-- Start of The records --
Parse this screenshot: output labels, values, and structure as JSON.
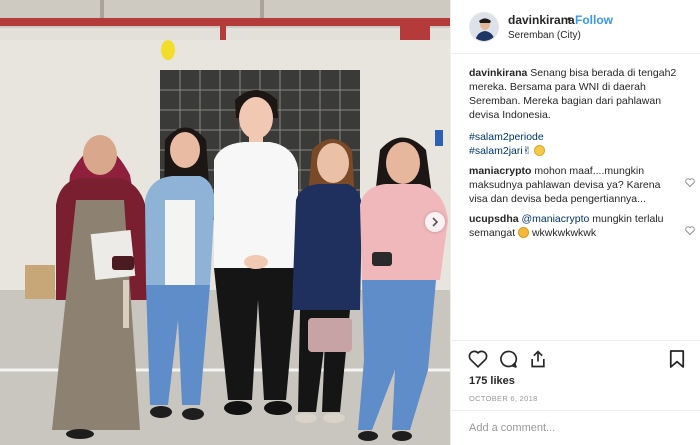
{
  "post": {
    "username": "davinkirana",
    "separator": "•",
    "follow_label": "Follow",
    "location": "Seremban (City)",
    "caption": {
      "user": "davinkirana",
      "text": "Senang bisa berada di tengah2 mereka. Bersama para WNI di daerah Seremban. Mereka bagian dari pahlawan devisa Indonesia.",
      "hashtags": [
        "#salam2periode",
        "#salam2jari✌"
      ]
    },
    "comments": [
      {
        "user": "maniacrypto",
        "text": "mohon maaf....mungkin maksudnya pahlawan devisa ya? Karena visa dan devisa beda pengertiannya..."
      },
      {
        "user": "ucupsdha",
        "mention": "@maniacrypto",
        "text": "mungkin terlalu semangat",
        "text_after": "wkwkwkwkwk"
      }
    ],
    "likes": "175 likes",
    "date": "OCTOBER 6, 2018",
    "add_comment_placeholder": "Add a comment..."
  },
  "icons": {
    "like": "heart-icon",
    "comment": "comment-icon",
    "share": "share-icon",
    "save": "bookmark-icon",
    "next": "chevron-right-icon"
  },
  "colors": {
    "link": "#3897f0",
    "hashtag": "#003569",
    "muted": "#999999",
    "text": "#262626"
  }
}
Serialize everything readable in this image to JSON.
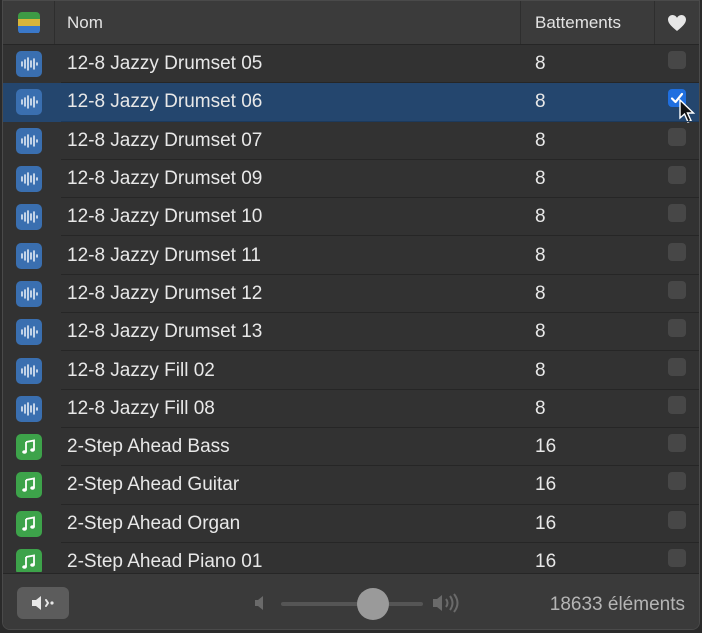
{
  "header": {
    "name_label": "Nom",
    "beats_label": "Battements",
    "layers_icon": "layers-icon",
    "favorite_icon": "heart-icon"
  },
  "rows": [
    {
      "type": "audio",
      "name": "12-8 Jazzy Drumset 05",
      "beats": "8",
      "favorite": false,
      "selected": false
    },
    {
      "type": "audio",
      "name": "12-8 Jazzy Drumset 06",
      "beats": "8",
      "favorite": true,
      "selected": true
    },
    {
      "type": "audio",
      "name": "12-8 Jazzy Drumset 07",
      "beats": "8",
      "favorite": false,
      "selected": false
    },
    {
      "type": "audio",
      "name": "12-8 Jazzy Drumset 09",
      "beats": "8",
      "favorite": false,
      "selected": false
    },
    {
      "type": "audio",
      "name": "12-8 Jazzy Drumset 10",
      "beats": "8",
      "favorite": false,
      "selected": false
    },
    {
      "type": "audio",
      "name": "12-8 Jazzy Drumset 11",
      "beats": "8",
      "favorite": false,
      "selected": false
    },
    {
      "type": "audio",
      "name": "12-8 Jazzy Drumset 12",
      "beats": "8",
      "favorite": false,
      "selected": false
    },
    {
      "type": "audio",
      "name": "12-8 Jazzy Drumset 13",
      "beats": "8",
      "favorite": false,
      "selected": false
    },
    {
      "type": "audio",
      "name": "12-8 Jazzy Fill 02",
      "beats": "8",
      "favorite": false,
      "selected": false
    },
    {
      "type": "audio",
      "name": "12-8 Jazzy Fill 08",
      "beats": "8",
      "favorite": false,
      "selected": false
    },
    {
      "type": "midi",
      "name": "2-Step Ahead Bass",
      "beats": "16",
      "favorite": false,
      "selected": false
    },
    {
      "type": "midi",
      "name": "2-Step Ahead Guitar",
      "beats": "16",
      "favorite": false,
      "selected": false
    },
    {
      "type": "midi",
      "name": "2-Step Ahead Organ",
      "beats": "16",
      "favorite": false,
      "selected": false
    },
    {
      "type": "midi",
      "name": "2-Step Ahead Piano 01",
      "beats": "16",
      "favorite": false,
      "selected": false
    }
  ],
  "footer": {
    "preview_icon": "speaker-preview-icon",
    "volume_level": 0.65,
    "count_text": "18633 éléments"
  },
  "colors": {
    "selection": "#24466e",
    "audio_icon": "#3a6fb0",
    "midi_icon": "#3da34a",
    "checkbox_on": "#1f6fe0"
  }
}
-- End of The records --
| What to work on |
Read through the data and copy every line where "this" shows up.

| Problem solution |
Parse this screenshot: output labels, values, and structure as JSON.
Serialize everything readable in this image to JSON.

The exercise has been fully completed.